#### Recorded information
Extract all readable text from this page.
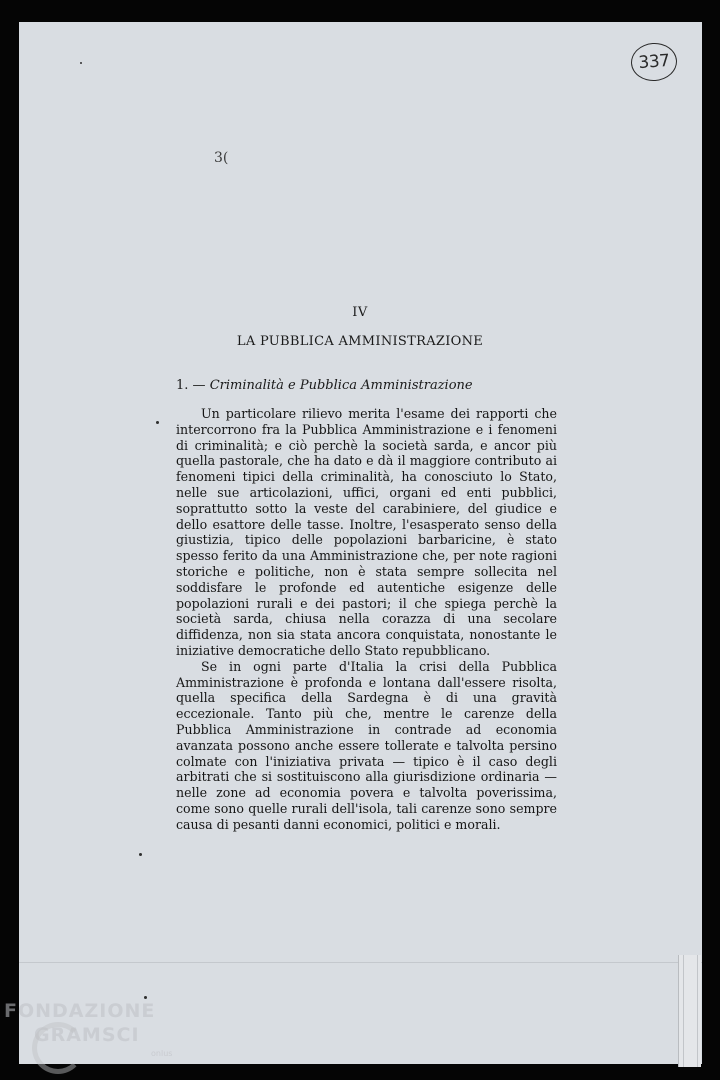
337
3(
IV
LA PUBBLICA AMMINISTRAZIONE
1. — Criminalità e Pubblica Amministrazione

Un particolare rilievo merita l'esame dei rapporti che intercorrono fra la Pubblica Amministrazione e i fenomeni di criminalità; e ciò perchè la società sarda, e ancor più quella pastorale, che ha dato e dà il maggiore contributo ai fenomeni tipici della criminalità, ha conosciuto lo Stato, nelle sue articolazioni, uffici, organi ed enti pubblici, soprattutto sotto la veste del carabiniere, del giudice e dello esattore delle tasse. Inoltre, l'esasperato senso della giustizia, tipico delle popolazioni barbaricine, è stato spesso ferito da una Amministrazione che, per note ragioni storiche e politiche, non è stata sempre sollecita nel soddisfare le profonde ed autentiche esigenze delle popolazioni rurali e dei pastori; il che spiega perchè la società sarda, chiusa nella corazza di una secolare diffidenza, non sia stata ancora conquistata, nonostante le iniziative democratiche dello Stato repubblicano.

Se in ogni parte d'Italia la crisi della Pubblica Amministrazione è profonda e lontana dall'essere risolta, quella specifica della Sardegna è di una gravità eccezionale. Tanto più che, mentre le carenze della Pubblica Amministrazione in contrade ad economia avanzata possono anche essere tollerate e talvolta persino colmate con l'iniziativa privata — tipico è il caso degli arbitrati che si sostituiscono alla giurisdizione ordinaria — nelle zone ad economia povera e talvolta poverissima, come sono quelle rurali dell'isola, tali carenze sono sempre causa di pesanti danni economici, politici e morali.

FONDAZIONE
GRAMSCI
onlus
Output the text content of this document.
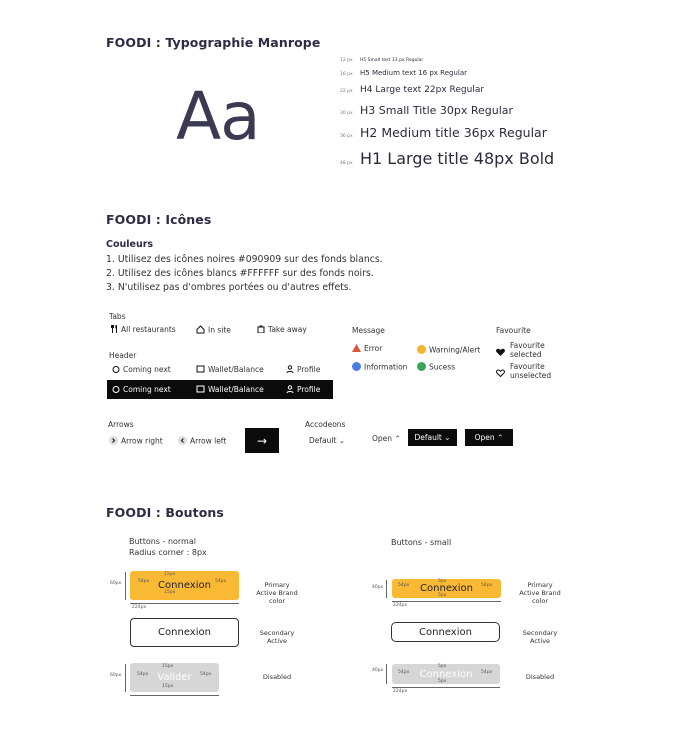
FOODI : Typographie Manrope
Aa
12 px	H5 Small text 13 px Regular
16 px	H5 Medium text 16 px Regular
22 px H4 Large text 22px Regular
30 px H3 Small Title 30px Regular
36 px H2 Medium title 36px Regular
48 px H1 Large title 48px Bold
FOODI : Icônes
Couleurs
1. Utilisez des icônes noires #090909 sur des fonds blancs.
2. Utilisez des icônes blancs #FFFFFF sur des fonds noirs.
3. N'utilisez pas d'ombres portées ou d'autres effets.
Tabs
All restaurants	In site	Take away
Header
Coming next	Wallet/Balance	Profile
Coming next	Wallet/Balance	Profile
Message
Error	Warning/Alert
Information	Sucess
Favourite
Favourite selected
Favourite unselected
Arrows
Arrow right	Arrow left	→
Accodeons
Default ⌄	Open ⌃ Default
⌄	Open
⌃
FOODI : Boutons
Buttons - normal
Radius corner : 8px
Buttons - small
60px	Connexion
54px	54px
15px
15px
224px
Primary Active Brand color
Connexion	Secondary Active
60px	Valider
54px	54px
15px
15px
Disabled
40px	Connexion
54px	54px
5px
5px
224px
Primary Active Brand color
Connexion	Secondary Active
40px	Connexion
54px	54px
5px
5px
224px
Disabled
########
**Given request**:
All of the material above should be reproduced exactly, except the pictures.

**The solution**:
Extract all readable text from this page.
337
3(
IV
LA PUBBLICA AMMINISTRAZIONE
1. — Criminalità e Pubblica Amministrazione

Un particolare rilievo merita l'esame dei rapporti che intercorrono fra la Pubblica Amministrazione e i fenomeni di criminalità; e ciò perchè la società sarda, e ancor più quella pastorale, che ha dato e dà il maggiore contributo ai fenomeni tipici della criminalità, ha conosciuto lo Stato, nelle sue articolazioni, uffici, organi ed enti pubblici, soprattutto sotto la veste del carabiniere, del giudice e dello esattore delle tasse. Inoltre, l'esasperato senso della giustizia, tipico delle popolazioni barbaricine, è stato spesso ferito da una Amministrazione che, per note ragioni storiche e politiche, non è stata sempre sollecita nel soddisfare le profonde ed autentiche esigenze delle popolazioni rurali e dei pastori; il che spiega perchè la società sarda, chiusa nella corazza di una secolare diffidenza, non sia stata ancora conquistata, nonostante le iniziative democratiche dello Stato repubblicano.

Se in ogni parte d'Italia la crisi della Pubblica Amministrazione è profonda e lontana dall'essere risolta, quella specifica della Sardegna è di una gravità eccezionale. Tanto più che, mentre le carenze della Pubblica Amministrazione in contrade ad economia avanzata possono anche essere tollerate e talvolta persino colmate con l'iniziativa privata — tipico è il caso degli arbitrati che si sostituiscono alla giurisdizione ordinaria — nelle zone ad economia povera e talvolta poverissima, come sono quelle rurali dell'isola, tali carenze sono sempre causa di pesanti danni economici, politici e morali.

FONDAZIONE
GRAMSCI
onlus
Output the text content of this document.
FOODI : Typographie Manrope
Aa
12 px	H5 Small text 13 px Regular
16 px	H5 Medium text 16 px Regular
22 px H4 Large text 22px Regular
30 px H3 Small Title 30px Regular
36 px H2 Medium title 36px Regular
48 px H1 Large title 48px Bold
FOODI : Icônes
Couleurs
1. Utilisez des icônes noires #090909 sur des fonds blancs.
2. Utilisez des icônes blancs #FFFFFF sur des fonds noirs.
3. N'utilisez pas d'ombres portées ou d'autres effets.
Tabs
All restaurants	In site	Take away
Header
Coming next	Wallet/Balance	Profile
Coming next	Wallet/Balance	Profile
Message
Error	Warning/Alert
Information	Sucess
Favourite
Favourite selected
Favourite unselected
Arrows
Arrow right	Arrow left	→
Accodeons
Default ⌄	Open ⌃ Default
⌄	Open
⌃
FOODI : Boutons
Buttons - normal
Radius corner : 8px
Buttons - small
60px	Connexion
54px	54px
15px
15px
224px
Primary Active Brand color
Connexion	Secondary Active
60px	Valider
54px	54px
15px
15px
Disabled
40px	Connexion
54px	54px
5px
5px
224px
Primary Active Brand color
Connexion	Secondary Active
40px	Connexion
54px	54px
5px
5px
224px
Disabled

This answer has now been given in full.